> [WHAT THE EXERCISE ASKS]:
Exclude the pictures, then repeat the remaining data exactly.

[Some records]

★ ★ ★

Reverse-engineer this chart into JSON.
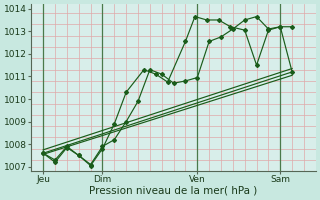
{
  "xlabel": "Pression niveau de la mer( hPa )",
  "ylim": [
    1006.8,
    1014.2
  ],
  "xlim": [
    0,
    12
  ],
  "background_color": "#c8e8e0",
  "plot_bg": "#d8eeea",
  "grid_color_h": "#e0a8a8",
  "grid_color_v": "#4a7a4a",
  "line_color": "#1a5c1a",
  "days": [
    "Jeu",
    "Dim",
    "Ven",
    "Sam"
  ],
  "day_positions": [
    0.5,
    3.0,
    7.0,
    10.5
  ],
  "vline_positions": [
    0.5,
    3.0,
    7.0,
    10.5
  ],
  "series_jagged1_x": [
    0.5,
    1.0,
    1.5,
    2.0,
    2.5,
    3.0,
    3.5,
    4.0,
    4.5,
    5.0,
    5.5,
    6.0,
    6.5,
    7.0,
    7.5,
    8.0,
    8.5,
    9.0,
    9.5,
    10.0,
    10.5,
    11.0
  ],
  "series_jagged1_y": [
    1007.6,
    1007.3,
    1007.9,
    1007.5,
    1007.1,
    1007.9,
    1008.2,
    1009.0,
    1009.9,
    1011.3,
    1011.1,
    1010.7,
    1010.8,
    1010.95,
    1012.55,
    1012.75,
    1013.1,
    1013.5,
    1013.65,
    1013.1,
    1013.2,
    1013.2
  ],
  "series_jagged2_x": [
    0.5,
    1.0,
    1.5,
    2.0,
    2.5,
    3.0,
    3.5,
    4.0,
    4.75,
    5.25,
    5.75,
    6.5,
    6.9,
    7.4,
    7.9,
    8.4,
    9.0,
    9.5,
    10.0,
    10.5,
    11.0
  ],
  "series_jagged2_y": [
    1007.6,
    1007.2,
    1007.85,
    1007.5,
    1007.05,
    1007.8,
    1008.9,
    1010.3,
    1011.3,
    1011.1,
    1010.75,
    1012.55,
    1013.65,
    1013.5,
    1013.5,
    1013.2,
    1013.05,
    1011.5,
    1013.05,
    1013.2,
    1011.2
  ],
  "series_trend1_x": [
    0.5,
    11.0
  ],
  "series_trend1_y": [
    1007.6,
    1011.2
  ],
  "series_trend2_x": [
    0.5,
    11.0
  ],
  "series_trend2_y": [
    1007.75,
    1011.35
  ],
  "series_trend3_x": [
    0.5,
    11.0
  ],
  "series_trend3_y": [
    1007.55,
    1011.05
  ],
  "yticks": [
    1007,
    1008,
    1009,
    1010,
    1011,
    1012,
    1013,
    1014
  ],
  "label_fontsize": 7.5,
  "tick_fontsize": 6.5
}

★ ★ ★

> [CORRECT ANSWER]:
Reverse-engineer this chart into JSON.
{
  "xlabel": "Pression niveau de la mer( hPa )",
  "ylim": [
    1006.8,
    1014.2
  ],
  "xlim": [
    0,
    12
  ],
  "background_color": "#c8e8e0",
  "plot_bg": "#d8eeea",
  "grid_color_h": "#e0a8a8",
  "grid_color_v": "#4a7a4a",
  "line_color": "#1a5c1a",
  "days": [
    "Jeu",
    "Dim",
    "Ven",
    "Sam"
  ],
  "day_positions": [
    0.5,
    3.0,
    7.0,
    10.5
  ],
  "vline_positions": [
    0.5,
    3.0,
    7.0,
    10.5
  ],
  "series_jagged1_x": [
    0.5,
    1.0,
    1.5,
    2.0,
    2.5,
    3.0,
    3.5,
    4.0,
    4.5,
    5.0,
    5.5,
    6.0,
    6.5,
    7.0,
    7.5,
    8.0,
    8.5,
    9.0,
    9.5,
    10.0,
    10.5,
    11.0
  ],
  "series_jagged1_y": [
    1007.6,
    1007.3,
    1007.9,
    1007.5,
    1007.1,
    1007.9,
    1008.2,
    1009.0,
    1009.9,
    1011.3,
    1011.1,
    1010.7,
    1010.8,
    1010.95,
    1012.55,
    1012.75,
    1013.1,
    1013.5,
    1013.65,
    1013.1,
    1013.2,
    1013.2
  ],
  "series_jagged2_x": [
    0.5,
    1.0,
    1.5,
    2.0,
    2.5,
    3.0,
    3.5,
    4.0,
    4.75,
    5.25,
    5.75,
    6.5,
    6.9,
    7.4,
    7.9,
    8.4,
    9.0,
    9.5,
    10.0,
    10.5,
    11.0
  ],
  "series_jagged2_y": [
    1007.6,
    1007.2,
    1007.85,
    1007.5,
    1007.05,
    1007.8,
    1008.9,
    1010.3,
    1011.3,
    1011.1,
    1010.75,
    1012.55,
    1013.65,
    1013.5,
    1013.5,
    1013.2,
    1013.05,
    1011.5,
    1013.05,
    1013.2,
    1011.2
  ],
  "series_trend1_x": [
    0.5,
    11.0
  ],
  "series_trend1_y": [
    1007.6,
    1011.2
  ],
  "series_trend2_x": [
    0.5,
    11.0
  ],
  "series_trend2_y": [
    1007.75,
    1011.35
  ],
  "series_trend3_x": [
    0.5,
    11.0
  ],
  "series_trend3_y": [
    1007.55,
    1011.05
  ],
  "yticks": [
    1007,
    1008,
    1009,
    1010,
    1011,
    1012,
    1013,
    1014
  ],
  "label_fontsize": 7.5,
  "tick_fontsize": 6.5
}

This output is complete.